Could you carry on the text about filtering gravity data for Moho depth estimation, picking up after its last sentence?

### Source text
━━━

Usually high frequency filtered Bouguer gravity anomaly data is used for Moho depth estimation from gravity inversion. As mentioned earlier, the extraction of the most relevant gravity anomaly that reflects main Moho deflections is complex since the harmonics of the short wavelength features could be mixed with that of long wavelength features. To overcome this difficulty, various filtering techniques are used. Spectral methods are used to filter short and long wavelength effects of gravity that stem from intracrustal/ superficial inhomogeneities and deep seated sources (Sjöberg, 2009). However, to decide which wavelengths should be filtered out or which range of wavelengths should be used is very difficult and complex. It usually depends on the target depth, spectrum analysis of the gravity anomaly, and other geophysical or geological information.
Gravity data filtering and spectral analysis
Usually, the shallow gravity effects are due to intracrustal and superficial inhomogeneities (Bagherbandi et al., 2013). Although spectral window method (Spector and Grant, 1970) removes short wavelength effects of gravity data, some shallow features such as the sedimentary cover are broadband. This demonstrates that the effects of these shallow features cannot be removed completely by spectral filtering (Corchete et al., 2010). Therefore, the gravity effect of sedimentary layer should be removed first from Bouguer anomalies before starting spectral analysis (Sjöberg, 2009), otherwise the spectrum of features at shallow depths could overlap spectrum of deep features (as Moho undulations).

━━━

### Data lines
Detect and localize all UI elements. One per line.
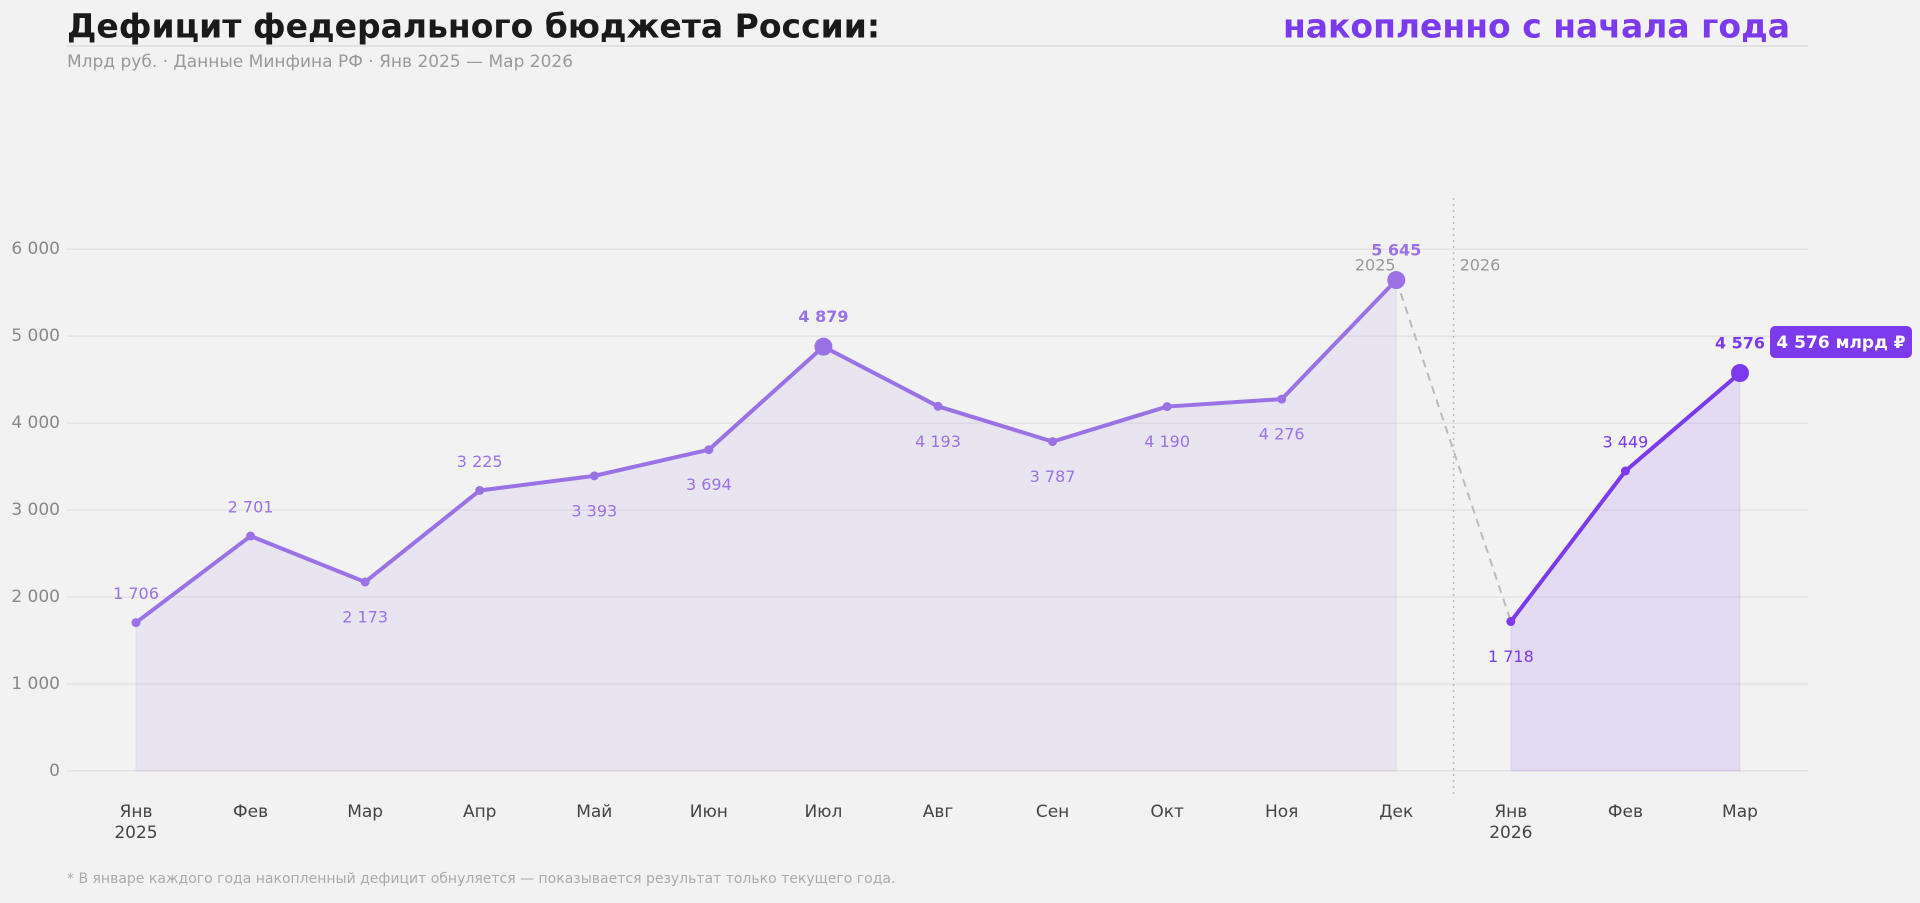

━━━

### Exercise output
To obtain the gravity anomalies associated with the lithosphere structure, the gravity effect of features deeper than lithosphere and non-isostatic effects must be subtracted. The main long wavelength gravity effects are coming from density variation of Earth’s mantle and core/ mantle structure variations (Martinec, 1994). These deep mass anomalies and other various long wavelength gravity effects can be categorized as nonisostatic effects which correspond to the influence of different geophysical mechanisms such as crustal thickening/ thinning due to thermal expansion of mass of the mantle, mantle convection, plate movements and flexure (Watts, 2001). Generally, if the topography contains features longer than ~500 km, it may contain a component of the surface expression of mantle convection (Crosby, 2007). However, a proper analysis is needed since the depth of these source structures is location dependent. These deep gravity effects are estimated from the spectral depth of the gravity signal using the degree based on Bruns’ formula (Bagherbandi and Sjöberg, 2012a).
Numerical study
Numerical studies were carried out in a test region of USA, bounded by latitudes 30–43 N and longitudes 128–112W, where reasonably accurate seismic Moho depths were available for validation of the results. The Parker- Oldenburg algorithms were used for the computations (Prasanna et al, 2012).
A dataset of 1193 seismic Moho depths, which were compiled from numerous seismic observations and datasets of this area (Tape et al., 2012), was used for comparison of the results. According to this data, the average Moho of this area is about 26 km with minimum 6 km and maximum 53 km. The large variation of the Moho is the result of the transition from oceanic crust to continental crust. The average uncertainty of this published Moho was 2.3 km.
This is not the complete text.